- [Given exercise]: Please give the data below again in full, exactly as it stands.

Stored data
## Begin

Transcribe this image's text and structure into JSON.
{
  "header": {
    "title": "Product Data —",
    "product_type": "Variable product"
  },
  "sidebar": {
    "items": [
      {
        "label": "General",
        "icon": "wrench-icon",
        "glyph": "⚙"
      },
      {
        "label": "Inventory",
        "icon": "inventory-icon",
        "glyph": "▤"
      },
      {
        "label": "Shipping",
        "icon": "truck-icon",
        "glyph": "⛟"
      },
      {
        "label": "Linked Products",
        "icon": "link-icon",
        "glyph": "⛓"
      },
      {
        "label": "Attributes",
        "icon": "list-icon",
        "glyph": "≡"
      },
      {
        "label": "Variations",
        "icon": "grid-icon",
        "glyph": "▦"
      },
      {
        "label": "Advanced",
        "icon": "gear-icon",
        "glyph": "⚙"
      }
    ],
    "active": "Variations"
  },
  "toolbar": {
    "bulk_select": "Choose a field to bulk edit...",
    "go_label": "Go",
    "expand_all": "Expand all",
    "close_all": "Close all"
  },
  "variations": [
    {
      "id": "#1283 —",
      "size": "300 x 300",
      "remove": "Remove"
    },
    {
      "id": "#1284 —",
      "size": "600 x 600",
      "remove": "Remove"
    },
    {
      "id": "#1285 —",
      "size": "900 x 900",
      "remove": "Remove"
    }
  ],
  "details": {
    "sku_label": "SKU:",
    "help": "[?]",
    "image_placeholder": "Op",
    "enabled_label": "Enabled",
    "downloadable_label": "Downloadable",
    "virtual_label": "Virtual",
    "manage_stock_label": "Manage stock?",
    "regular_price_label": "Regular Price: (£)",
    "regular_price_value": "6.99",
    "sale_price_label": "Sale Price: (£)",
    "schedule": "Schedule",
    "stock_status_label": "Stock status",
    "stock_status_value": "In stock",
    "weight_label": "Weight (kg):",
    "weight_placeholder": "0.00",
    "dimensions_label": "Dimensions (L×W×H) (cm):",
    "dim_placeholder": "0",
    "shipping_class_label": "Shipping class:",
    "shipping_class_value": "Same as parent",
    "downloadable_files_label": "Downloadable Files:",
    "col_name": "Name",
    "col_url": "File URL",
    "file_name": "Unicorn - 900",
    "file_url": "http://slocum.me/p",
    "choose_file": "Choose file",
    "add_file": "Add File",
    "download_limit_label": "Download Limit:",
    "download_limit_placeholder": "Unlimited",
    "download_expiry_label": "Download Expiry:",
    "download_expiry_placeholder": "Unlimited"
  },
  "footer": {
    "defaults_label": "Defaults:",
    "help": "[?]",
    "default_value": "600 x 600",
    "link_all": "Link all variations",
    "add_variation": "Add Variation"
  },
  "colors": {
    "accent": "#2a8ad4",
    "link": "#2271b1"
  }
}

## End

- [Response to this exercise]:
Transcribe this image's text and structure into JSON.
{
  "header": {
    "title": "Product Data —",
    "product_type": "Variable product"
  },
  "sidebar": {
    "items": [
      {
        "label": "General",
        "icon": "wrench-icon",
        "glyph": "⚙"
      },
      {
        "label": "Inventory",
        "icon": "inventory-icon",
        "glyph": "▤"
      },
      {
        "label": "Shipping",
        "icon": "truck-icon",
        "glyph": "⛟"
      },
      {
        "label": "Linked Products",
        "icon": "link-icon",
        "glyph": "⛓"
      },
      {
        "label": "Attributes",
        "icon": "list-icon",
        "glyph": "≡"
      },
      {
        "label": "Variations",
        "icon": "grid-icon",
        "glyph": "▦"
      },
      {
        "label": "Advanced",
        "icon": "gear-icon",
        "glyph": "⚙"
      }
    ],
    "active": "Variations"
  },
  "toolbar": {
    "bulk_select": "Choose a field to bulk edit...",
    "go_label": "Go",
    "expand_all": "Expand all",
    "close_all": "Close all"
  },
  "variations": [
    {
      "id": "#1283 —",
      "size": "300 x 300",
      "remove": "Remove"
    },
    {
      "id": "#1284 —",
      "size": "600 x 600",
      "remove": "Remove"
    },
    {
      "id": "#1285 —",
      "size": "900 x 900",
      "remove": "Remove"
    }
  ],
  "details": {
    "sku_label": "SKU:",
    "help": "[?]",
    "image_placeholder": "Op",
    "enabled_label": "Enabled",
    "downloadable_label": "Downloadable",
    "virtual_label": "Virtual",
    "manage_stock_label": "Manage stock?",
    "regular_price_label": "Regular Price: (£)",
    "regular_price_value": "6.99",
    "sale_price_label": "Sale Price: (£)",
    "schedule": "Schedule",
    "stock_status_label": "Stock status",
    "stock_status_value": "In stock",
    "weight_label": "Weight (kg):",
    "weight_placeholder": "0.00",
    "dimensions_label": "Dimensions (L×W×H) (cm):",
    "dim_placeholder": "0",
    "shipping_class_label": "Shipping class:",
    "shipping_class_value": "Same as parent",
    "downloadable_files_label": "Downloadable Files:",
    "col_name": "Name",
    "col_url": "File URL",
    "file_name": "Unicorn - 900",
    "file_url": "http://slocum.me/p",
    "choose_file": "Choose file",
    "add_file": "Add File",
    "download_limit_label": "Download Limit:",
    "download_limit_placeholder": "Unlimited",
    "download_expiry_label": "Download Expiry:",
    "download_expiry_placeholder": "Unlimited"
  },
  "footer": {
    "defaults_label": "Defaults:",
    "help": "[?]",
    "default_value": "600 x 600",
    "link_all": "Link all variations",
    "add_variation": "Add Variation"
  },
  "colors": {
    "accent": "#2a8ad4",
    "link": "#2271b1"
  }
}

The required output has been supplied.